Scan each line of the records for the word "body" and extract the ones that have it.
═════ RECORD EXCERPTS ═════
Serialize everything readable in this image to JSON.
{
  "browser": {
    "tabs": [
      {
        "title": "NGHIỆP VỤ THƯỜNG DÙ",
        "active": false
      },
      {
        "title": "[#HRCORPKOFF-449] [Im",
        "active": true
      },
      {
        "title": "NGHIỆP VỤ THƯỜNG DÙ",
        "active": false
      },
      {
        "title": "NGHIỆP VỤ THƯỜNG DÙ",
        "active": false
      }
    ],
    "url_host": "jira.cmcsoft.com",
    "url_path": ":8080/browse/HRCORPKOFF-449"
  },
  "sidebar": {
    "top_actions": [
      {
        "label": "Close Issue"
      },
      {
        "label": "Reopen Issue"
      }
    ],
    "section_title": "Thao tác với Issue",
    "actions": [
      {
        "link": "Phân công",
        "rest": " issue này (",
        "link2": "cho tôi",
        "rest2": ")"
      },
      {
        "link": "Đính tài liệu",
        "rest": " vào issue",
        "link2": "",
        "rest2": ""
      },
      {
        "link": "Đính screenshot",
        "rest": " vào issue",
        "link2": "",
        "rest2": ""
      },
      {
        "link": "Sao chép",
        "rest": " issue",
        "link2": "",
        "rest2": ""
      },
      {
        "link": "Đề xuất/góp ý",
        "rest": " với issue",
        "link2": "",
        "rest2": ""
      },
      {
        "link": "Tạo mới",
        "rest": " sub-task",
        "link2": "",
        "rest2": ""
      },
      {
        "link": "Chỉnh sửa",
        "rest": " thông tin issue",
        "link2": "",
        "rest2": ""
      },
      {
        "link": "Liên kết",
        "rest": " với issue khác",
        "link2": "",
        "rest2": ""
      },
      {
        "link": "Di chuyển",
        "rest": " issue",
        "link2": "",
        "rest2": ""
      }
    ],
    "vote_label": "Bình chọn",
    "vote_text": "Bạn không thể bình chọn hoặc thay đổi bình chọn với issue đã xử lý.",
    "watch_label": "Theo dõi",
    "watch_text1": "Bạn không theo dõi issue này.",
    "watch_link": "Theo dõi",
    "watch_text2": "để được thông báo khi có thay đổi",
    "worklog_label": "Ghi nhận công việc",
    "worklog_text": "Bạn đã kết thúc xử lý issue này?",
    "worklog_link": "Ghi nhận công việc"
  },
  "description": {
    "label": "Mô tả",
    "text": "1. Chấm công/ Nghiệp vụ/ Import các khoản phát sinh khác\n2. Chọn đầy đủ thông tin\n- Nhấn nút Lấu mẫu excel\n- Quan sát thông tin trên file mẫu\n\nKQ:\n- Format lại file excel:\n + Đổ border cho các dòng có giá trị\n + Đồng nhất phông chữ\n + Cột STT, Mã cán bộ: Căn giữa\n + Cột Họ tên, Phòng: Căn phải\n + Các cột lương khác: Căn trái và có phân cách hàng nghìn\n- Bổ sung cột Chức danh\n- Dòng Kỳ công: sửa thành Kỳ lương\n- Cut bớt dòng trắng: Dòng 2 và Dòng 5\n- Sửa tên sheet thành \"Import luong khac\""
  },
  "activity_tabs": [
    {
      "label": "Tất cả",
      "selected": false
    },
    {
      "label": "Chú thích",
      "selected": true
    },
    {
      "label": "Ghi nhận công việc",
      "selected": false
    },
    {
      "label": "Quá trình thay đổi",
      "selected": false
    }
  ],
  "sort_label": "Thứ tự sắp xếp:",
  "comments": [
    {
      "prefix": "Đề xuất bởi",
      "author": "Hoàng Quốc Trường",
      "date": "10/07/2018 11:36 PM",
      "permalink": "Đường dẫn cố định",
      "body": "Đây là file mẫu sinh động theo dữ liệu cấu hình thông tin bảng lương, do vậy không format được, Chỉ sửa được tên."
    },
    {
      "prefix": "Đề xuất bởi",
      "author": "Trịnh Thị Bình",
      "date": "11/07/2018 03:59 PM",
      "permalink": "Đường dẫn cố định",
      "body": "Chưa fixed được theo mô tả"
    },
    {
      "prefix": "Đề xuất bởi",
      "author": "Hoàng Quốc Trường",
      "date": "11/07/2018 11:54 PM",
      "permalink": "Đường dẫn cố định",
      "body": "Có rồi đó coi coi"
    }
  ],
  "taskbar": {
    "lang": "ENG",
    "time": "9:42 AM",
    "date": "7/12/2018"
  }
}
═════
ANSWER TO THE TASK:
      "body": "Đây là file mẫu sinh động theo dữ liệu cấu hình thông tin bảng lương, do vậy không format được, Chỉ sửa được tên."
      "body": "Chưa fixed được theo mô tả"
      "body": "Có rồi đó coi coi"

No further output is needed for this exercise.